# Aim
The records below are split into lines. How many of those lines contain the string "color"? Reply with the number only.

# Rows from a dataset
▼

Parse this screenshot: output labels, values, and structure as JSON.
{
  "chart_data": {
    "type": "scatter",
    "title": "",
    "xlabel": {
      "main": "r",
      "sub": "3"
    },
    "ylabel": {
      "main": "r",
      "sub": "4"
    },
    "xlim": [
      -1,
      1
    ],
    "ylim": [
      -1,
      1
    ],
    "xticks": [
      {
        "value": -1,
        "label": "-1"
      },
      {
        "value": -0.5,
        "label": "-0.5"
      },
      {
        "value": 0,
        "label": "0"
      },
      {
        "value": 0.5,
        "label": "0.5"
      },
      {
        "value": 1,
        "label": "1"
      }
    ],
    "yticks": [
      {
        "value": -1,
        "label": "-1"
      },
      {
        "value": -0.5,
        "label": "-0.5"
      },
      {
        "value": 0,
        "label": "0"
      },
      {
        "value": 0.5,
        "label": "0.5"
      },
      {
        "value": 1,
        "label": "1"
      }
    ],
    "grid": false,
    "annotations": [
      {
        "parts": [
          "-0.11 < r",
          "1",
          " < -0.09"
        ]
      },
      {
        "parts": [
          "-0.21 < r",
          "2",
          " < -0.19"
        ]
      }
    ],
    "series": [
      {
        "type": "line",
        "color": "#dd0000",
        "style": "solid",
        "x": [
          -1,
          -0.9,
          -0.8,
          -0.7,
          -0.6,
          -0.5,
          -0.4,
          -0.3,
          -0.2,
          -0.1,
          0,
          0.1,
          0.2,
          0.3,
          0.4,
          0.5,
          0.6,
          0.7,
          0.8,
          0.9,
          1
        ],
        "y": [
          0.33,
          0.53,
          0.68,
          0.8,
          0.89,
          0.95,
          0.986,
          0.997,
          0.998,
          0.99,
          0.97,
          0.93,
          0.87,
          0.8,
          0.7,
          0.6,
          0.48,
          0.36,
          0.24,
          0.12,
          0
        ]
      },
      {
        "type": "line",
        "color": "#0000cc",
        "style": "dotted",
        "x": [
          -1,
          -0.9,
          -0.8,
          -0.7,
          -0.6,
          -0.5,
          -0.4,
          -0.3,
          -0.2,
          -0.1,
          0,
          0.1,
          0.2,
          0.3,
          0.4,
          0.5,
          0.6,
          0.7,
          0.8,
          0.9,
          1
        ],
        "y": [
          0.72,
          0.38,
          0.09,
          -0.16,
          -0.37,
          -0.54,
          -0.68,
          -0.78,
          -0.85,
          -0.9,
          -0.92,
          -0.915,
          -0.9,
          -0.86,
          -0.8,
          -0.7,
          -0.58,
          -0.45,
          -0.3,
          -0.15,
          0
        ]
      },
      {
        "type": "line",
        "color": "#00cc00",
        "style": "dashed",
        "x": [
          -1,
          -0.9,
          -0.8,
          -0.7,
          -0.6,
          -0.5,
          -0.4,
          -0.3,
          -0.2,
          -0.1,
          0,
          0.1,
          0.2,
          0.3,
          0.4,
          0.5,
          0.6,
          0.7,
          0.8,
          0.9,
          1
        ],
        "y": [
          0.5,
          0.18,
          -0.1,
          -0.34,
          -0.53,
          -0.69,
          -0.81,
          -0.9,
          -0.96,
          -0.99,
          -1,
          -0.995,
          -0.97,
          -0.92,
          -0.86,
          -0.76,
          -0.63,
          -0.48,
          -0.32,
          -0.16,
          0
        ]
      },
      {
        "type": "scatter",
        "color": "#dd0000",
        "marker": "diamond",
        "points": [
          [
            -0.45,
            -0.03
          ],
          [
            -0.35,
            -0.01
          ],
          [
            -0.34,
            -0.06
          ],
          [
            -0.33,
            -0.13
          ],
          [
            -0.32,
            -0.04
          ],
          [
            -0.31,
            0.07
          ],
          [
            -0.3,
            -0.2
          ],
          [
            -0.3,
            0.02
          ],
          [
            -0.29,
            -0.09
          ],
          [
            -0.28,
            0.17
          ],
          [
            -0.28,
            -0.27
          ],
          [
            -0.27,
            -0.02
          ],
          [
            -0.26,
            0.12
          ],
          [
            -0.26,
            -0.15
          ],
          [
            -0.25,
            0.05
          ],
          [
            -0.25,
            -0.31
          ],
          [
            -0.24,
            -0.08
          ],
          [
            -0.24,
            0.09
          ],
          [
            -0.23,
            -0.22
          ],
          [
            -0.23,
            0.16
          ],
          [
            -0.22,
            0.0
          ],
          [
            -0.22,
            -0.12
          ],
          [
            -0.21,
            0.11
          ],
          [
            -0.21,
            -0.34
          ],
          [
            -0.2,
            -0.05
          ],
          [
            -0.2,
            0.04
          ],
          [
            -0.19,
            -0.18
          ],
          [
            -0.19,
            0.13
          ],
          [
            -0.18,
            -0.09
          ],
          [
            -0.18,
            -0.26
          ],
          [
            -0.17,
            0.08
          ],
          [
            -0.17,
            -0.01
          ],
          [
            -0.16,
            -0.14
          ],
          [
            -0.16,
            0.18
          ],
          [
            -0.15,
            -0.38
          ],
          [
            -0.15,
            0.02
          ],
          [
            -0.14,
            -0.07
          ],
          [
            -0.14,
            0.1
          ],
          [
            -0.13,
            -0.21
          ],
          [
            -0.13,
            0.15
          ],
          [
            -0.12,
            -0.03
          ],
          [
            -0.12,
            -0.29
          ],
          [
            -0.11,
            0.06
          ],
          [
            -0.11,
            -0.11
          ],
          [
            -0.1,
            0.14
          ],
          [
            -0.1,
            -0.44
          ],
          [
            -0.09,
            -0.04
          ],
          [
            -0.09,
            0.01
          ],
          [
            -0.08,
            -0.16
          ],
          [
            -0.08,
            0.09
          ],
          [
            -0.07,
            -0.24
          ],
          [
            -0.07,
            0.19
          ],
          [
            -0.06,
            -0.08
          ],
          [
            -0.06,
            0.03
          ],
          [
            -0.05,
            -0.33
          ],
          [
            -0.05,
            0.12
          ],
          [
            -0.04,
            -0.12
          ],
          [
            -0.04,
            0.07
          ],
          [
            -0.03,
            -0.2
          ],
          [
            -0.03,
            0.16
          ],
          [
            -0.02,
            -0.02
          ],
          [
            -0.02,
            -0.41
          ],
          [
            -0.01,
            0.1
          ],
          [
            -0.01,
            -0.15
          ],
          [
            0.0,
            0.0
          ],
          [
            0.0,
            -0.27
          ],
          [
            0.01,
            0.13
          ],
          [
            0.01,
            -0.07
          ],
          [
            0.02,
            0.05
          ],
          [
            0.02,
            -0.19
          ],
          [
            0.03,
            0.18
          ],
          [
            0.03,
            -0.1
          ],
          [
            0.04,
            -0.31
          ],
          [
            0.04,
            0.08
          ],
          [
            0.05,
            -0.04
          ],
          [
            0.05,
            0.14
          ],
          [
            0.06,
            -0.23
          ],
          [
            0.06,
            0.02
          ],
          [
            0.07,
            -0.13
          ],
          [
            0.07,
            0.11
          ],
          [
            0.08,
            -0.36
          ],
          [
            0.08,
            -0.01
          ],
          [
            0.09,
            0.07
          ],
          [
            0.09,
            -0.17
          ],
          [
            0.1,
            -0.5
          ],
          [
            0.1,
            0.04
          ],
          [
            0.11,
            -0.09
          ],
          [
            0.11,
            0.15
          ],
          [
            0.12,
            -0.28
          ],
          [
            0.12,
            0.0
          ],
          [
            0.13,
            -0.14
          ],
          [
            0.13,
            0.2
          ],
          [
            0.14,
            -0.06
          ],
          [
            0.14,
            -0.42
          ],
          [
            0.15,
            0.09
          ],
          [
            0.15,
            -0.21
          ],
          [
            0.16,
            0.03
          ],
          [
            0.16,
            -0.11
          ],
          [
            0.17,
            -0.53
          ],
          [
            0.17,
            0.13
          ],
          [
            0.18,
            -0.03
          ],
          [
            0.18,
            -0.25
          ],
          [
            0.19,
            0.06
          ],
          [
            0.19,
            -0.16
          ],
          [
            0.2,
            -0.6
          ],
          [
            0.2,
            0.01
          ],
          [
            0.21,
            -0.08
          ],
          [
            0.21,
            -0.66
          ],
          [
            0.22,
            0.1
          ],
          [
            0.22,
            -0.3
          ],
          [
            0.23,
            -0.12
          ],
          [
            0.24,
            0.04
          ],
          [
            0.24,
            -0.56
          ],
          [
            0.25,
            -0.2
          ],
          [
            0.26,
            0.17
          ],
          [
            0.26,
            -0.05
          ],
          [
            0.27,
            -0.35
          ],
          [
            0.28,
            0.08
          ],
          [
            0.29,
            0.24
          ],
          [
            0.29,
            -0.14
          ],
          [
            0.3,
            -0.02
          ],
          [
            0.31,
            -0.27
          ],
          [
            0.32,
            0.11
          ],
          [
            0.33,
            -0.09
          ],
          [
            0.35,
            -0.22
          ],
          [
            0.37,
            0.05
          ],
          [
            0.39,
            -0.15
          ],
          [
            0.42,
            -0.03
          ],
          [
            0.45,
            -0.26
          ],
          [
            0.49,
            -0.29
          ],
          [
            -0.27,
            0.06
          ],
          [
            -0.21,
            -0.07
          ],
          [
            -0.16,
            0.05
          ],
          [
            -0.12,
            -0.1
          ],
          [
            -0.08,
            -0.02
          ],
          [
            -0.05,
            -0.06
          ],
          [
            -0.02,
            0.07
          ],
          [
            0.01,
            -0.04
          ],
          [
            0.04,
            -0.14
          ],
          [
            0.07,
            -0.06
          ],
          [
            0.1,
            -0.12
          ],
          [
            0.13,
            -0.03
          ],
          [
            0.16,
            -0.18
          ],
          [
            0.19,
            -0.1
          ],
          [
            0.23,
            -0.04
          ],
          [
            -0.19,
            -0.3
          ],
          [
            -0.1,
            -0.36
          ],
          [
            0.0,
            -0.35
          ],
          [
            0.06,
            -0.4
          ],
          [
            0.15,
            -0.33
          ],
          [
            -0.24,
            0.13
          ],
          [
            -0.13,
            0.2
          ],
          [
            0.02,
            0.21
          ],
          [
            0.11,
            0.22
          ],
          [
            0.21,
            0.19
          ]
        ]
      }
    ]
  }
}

▲

# The completed task
4